◆ TO BE DONE
Repeat every line of the material, character for character.
==================================================
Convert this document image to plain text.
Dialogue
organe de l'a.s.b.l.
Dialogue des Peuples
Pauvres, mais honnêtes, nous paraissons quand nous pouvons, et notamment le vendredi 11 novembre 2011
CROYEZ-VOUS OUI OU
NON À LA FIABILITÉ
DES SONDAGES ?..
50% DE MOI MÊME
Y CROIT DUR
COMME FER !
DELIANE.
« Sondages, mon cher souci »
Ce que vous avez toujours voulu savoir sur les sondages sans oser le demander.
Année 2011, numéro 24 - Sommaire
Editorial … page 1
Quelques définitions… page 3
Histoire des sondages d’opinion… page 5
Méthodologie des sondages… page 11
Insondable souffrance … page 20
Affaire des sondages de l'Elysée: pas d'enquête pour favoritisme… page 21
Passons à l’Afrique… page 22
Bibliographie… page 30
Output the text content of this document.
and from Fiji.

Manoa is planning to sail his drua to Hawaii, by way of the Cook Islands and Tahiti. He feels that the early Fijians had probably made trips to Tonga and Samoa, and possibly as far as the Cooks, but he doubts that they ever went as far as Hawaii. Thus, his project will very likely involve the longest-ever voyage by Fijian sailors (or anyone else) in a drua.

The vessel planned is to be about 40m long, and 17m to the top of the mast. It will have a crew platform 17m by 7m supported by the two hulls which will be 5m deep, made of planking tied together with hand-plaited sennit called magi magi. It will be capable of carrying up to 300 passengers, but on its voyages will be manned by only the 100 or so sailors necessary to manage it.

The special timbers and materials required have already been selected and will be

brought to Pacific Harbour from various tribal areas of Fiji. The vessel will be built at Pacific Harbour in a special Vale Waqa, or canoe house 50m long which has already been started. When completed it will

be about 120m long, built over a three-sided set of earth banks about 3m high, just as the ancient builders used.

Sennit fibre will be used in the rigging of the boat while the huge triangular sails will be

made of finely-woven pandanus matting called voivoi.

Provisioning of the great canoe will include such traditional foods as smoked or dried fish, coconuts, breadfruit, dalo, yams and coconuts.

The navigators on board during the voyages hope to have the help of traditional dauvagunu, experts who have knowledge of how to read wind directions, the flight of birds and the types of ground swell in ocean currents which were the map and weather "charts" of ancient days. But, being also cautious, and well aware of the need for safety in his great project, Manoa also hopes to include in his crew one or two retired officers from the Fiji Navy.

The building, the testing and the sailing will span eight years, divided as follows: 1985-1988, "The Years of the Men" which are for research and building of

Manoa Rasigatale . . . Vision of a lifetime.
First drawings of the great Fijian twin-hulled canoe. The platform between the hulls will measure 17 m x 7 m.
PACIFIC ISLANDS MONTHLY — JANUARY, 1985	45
==================================================
◆ ANSWER TO THE TASK
Convert this document image to plain text.
Dialogue
organe de l'a.s.b.l.
Dialogue des Peuples
Pauvres, mais honnêtes, nous paraissons quand nous pouvons, et notamment le vendredi 11 novembre 2011
CROYEZ-VOUS OUI OU
NON À LA FIABILITÉ
DES SONDAGES ?..
50% DE MOI MÊME
Y CROIT DUR
COMME FER !
DELIANE.
« Sondages, mon cher souci »
Ce que vous avez toujours voulu savoir sur les sondages sans oser le demander.
Année 2011, numéro 24 - Sommaire
Editorial … page 1
Quelques définitions… page 3
Histoire des sondages d’opinion… page 5
Méthodologie des sondages… page 11
Insondable souffrance … page 20
Affaire des sondages de l'Elysée: pas d'enquête pour favoritisme… page 21
Passons à l’Afrique… page 22
Bibliographie… page 30
Output the text content of this document.
and from Fiji.

Manoa is planning to sail his drua to Hawaii, by way of the Cook Islands and Tahiti. He feels that the early Fijians had probably made trips to Tonga and Samoa, and possibly as far as the Cooks, but he doubts that they ever went as far as Hawaii. Thus, his project will very likely involve the longest-ever voyage by Fijian sailors (or anyone else) in a drua.

The vessel planned is to be about 40m long, and 17m to the top of the mast. It will have a crew platform 17m by 7m supported by the two hulls which will be 5m deep, made of planking tied together with hand-plaited sennit called magi magi. It will be capable of carrying up to 300 passengers, but on its voyages will be manned by only the 100 or so sailors necessary to manage it.

The special timbers and materials required have already been selected and will be

brought to Pacific Harbour from various tribal areas of Fiji. The vessel will be built at Pacific Harbour in a special Vale Waqa, or canoe house 50m long which has already been started. When completed it will

be about 120m long, built over a three-sided set of earth banks about 3m high, just as the ancient builders used.

Sennit fibre will be used in the rigging of the boat while the huge triangular sails will be

made of finely-woven pandanus matting called voivoi.

Provisioning of the great canoe will include such traditional foods as smoked or dried fish, coconuts, breadfruit, dalo, yams and coconuts.

The navigators on board during the voyages hope to have the help of traditional dauvagunu, experts who have knowledge of how to read wind directions, the flight of birds and the types of ground swell in ocean currents which were the map and weather "charts" of ancient days. But, being also cautious, and well aware of the need for safety in his great project, Manoa also hopes to include in his crew one or two retired officers from the Fiji Navy.

The building, the testing and the sailing will span eight years, divided as follows: 1985-1988, "The Years of the Men" which are for research and building of

Manoa Rasigatale . . . Vision of a lifetime.
First drawings of the great Fijian twin-hulled canoe. The platform between the hulls will measure 17 m x 7 m.
PACIFIC ISLANDS MONTHLY — JANUARY, 1985	45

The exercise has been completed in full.